**Stated exercise**
Work through the material below line by line and say how many lines include the word "OTTERY". Only the number, please.

**Data supplied**
— Start —

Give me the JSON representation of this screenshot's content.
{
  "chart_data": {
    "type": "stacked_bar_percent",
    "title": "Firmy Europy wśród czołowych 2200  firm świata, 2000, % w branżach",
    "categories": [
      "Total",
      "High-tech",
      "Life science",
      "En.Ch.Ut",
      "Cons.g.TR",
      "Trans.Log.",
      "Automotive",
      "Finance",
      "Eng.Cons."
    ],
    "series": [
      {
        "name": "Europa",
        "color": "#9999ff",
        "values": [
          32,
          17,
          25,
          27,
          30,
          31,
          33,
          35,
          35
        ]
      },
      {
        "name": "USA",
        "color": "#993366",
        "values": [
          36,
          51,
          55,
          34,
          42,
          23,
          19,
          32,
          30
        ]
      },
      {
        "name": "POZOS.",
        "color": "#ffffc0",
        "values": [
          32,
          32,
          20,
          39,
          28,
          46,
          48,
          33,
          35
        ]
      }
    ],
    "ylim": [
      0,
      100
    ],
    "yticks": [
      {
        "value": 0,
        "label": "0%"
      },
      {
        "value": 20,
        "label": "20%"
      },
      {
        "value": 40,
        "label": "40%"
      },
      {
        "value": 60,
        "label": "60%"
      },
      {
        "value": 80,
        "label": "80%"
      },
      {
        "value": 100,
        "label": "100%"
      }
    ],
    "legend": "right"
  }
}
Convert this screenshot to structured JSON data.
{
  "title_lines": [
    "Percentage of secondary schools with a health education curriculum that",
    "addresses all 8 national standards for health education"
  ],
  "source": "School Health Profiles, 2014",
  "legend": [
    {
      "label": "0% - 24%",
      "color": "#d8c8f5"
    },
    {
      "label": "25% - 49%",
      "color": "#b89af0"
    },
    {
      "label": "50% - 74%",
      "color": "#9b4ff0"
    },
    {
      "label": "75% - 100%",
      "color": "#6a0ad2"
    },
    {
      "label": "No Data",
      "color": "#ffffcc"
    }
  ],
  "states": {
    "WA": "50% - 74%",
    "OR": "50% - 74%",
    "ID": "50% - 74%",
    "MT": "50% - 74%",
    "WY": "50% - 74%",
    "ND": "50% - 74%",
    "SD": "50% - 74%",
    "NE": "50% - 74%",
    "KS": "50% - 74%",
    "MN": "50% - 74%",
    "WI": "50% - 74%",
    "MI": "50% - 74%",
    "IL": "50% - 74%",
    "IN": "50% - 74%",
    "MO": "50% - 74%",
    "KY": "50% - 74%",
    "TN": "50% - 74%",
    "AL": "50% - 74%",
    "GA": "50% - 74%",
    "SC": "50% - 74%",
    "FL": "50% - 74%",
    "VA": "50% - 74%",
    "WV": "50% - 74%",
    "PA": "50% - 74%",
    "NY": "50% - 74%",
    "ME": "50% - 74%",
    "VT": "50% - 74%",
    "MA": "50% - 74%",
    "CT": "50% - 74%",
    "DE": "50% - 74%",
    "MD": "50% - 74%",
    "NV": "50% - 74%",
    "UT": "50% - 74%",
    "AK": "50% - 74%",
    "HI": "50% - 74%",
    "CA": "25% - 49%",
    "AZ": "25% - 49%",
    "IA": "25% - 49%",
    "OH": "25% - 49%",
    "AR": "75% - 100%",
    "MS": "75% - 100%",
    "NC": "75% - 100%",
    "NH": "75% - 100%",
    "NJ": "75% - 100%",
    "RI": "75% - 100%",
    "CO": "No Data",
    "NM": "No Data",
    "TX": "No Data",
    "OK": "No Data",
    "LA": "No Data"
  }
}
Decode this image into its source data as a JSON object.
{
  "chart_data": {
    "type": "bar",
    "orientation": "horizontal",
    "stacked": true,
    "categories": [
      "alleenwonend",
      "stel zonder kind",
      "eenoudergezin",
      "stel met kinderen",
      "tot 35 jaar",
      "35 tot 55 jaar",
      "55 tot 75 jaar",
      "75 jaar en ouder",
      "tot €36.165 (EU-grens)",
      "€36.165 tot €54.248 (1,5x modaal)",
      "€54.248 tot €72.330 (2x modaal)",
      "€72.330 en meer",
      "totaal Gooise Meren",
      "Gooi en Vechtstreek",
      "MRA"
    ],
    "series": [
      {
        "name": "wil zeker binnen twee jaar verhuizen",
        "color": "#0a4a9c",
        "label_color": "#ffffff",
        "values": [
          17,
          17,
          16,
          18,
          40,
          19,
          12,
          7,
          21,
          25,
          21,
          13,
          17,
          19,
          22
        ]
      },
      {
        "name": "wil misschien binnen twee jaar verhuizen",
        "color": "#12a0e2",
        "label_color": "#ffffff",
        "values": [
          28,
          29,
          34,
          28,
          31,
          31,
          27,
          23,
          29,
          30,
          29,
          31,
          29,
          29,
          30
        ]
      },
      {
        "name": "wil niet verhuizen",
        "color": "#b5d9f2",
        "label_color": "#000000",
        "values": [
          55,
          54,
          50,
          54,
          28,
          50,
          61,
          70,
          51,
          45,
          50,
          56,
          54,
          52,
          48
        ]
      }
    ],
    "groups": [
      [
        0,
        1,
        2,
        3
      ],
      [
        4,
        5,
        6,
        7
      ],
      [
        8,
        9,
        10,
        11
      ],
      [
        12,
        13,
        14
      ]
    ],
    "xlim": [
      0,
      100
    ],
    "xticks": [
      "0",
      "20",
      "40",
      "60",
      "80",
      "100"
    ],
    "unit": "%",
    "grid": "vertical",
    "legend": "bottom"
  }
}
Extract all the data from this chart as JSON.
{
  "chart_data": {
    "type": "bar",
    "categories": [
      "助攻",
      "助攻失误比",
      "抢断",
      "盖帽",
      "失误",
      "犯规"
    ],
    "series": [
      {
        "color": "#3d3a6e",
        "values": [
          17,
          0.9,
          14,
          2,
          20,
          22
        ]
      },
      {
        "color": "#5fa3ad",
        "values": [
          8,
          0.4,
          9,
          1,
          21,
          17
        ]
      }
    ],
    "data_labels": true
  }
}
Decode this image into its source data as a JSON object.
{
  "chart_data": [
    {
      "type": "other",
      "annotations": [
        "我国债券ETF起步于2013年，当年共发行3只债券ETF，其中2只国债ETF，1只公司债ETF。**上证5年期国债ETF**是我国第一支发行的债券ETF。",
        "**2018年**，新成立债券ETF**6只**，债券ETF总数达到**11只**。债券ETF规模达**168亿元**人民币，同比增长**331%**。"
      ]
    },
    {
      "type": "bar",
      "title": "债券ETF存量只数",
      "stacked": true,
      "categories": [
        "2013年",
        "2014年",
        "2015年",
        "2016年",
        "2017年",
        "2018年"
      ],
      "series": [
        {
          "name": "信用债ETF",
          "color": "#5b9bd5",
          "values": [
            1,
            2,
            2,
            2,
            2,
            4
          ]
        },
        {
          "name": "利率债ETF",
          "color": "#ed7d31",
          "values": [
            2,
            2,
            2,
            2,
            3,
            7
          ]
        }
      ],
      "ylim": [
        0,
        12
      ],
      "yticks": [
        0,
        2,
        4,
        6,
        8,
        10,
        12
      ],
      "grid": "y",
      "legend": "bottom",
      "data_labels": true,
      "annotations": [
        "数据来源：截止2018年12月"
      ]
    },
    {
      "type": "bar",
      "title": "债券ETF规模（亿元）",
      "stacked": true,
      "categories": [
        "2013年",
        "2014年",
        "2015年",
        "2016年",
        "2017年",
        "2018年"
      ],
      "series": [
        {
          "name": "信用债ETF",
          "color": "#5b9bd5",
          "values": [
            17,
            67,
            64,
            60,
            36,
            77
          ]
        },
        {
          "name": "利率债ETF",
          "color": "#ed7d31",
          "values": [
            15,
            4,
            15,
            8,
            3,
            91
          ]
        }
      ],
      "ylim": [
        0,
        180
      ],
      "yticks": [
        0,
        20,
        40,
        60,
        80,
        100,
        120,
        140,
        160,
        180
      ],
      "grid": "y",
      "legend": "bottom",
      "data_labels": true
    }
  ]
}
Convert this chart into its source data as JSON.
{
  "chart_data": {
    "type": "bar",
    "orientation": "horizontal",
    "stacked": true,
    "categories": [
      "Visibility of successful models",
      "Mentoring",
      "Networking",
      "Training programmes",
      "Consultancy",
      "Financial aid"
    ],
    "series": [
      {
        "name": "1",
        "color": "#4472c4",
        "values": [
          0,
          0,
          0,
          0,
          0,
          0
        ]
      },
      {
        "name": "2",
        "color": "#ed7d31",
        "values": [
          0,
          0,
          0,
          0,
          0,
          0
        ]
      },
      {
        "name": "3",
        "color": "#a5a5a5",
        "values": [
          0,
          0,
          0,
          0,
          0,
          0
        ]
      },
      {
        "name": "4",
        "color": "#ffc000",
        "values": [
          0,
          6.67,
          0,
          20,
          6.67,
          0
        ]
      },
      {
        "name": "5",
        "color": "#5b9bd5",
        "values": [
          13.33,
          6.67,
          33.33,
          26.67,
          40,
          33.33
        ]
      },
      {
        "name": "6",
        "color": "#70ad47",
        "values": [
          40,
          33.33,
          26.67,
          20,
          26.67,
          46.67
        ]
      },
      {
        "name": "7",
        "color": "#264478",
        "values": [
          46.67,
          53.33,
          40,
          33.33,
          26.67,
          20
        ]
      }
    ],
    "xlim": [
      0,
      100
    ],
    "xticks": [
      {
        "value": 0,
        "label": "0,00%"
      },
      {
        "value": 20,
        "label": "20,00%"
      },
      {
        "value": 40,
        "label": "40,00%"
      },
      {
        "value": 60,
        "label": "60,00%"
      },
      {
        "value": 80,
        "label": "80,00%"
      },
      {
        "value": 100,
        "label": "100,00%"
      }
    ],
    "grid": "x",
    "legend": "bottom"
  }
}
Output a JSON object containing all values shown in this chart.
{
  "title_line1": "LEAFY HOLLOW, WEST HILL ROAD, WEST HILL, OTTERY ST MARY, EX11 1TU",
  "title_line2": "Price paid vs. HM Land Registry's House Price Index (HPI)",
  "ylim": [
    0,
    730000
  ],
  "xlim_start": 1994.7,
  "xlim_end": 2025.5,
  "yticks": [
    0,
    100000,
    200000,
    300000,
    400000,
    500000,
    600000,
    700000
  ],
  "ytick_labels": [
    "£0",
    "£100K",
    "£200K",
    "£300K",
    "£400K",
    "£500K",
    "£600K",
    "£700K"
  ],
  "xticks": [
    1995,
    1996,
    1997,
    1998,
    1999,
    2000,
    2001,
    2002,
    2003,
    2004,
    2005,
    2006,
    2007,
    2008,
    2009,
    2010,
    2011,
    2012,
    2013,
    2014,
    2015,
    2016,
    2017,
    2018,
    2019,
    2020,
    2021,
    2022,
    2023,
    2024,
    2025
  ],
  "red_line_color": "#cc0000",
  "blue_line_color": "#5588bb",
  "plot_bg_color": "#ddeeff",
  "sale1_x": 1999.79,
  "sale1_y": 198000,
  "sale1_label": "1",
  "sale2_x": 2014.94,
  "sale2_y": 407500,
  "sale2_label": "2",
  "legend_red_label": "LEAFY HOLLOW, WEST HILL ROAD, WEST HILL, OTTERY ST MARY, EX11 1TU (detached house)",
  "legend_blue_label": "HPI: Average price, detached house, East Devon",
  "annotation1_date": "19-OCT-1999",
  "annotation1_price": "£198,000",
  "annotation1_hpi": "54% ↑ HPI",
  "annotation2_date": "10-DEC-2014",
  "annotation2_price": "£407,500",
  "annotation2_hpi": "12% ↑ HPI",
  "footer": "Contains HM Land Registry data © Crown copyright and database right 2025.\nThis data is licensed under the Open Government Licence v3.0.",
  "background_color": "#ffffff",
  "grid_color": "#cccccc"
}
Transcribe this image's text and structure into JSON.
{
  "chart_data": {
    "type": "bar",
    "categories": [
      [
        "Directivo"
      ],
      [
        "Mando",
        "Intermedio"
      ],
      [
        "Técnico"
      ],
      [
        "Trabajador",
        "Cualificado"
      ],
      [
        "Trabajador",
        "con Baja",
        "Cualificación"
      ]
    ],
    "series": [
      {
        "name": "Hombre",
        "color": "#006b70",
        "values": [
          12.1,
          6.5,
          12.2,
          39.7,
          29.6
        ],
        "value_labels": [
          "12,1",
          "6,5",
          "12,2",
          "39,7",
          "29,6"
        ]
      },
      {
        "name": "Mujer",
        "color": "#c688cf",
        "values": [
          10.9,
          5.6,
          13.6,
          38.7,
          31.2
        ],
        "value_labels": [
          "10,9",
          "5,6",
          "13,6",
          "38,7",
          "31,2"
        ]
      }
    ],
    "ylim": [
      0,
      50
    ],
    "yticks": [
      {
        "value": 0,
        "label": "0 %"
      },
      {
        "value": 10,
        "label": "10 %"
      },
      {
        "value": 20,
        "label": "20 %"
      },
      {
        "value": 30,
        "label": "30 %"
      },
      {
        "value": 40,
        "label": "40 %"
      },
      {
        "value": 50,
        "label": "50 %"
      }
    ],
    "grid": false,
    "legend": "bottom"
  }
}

— End —

**Solution**
2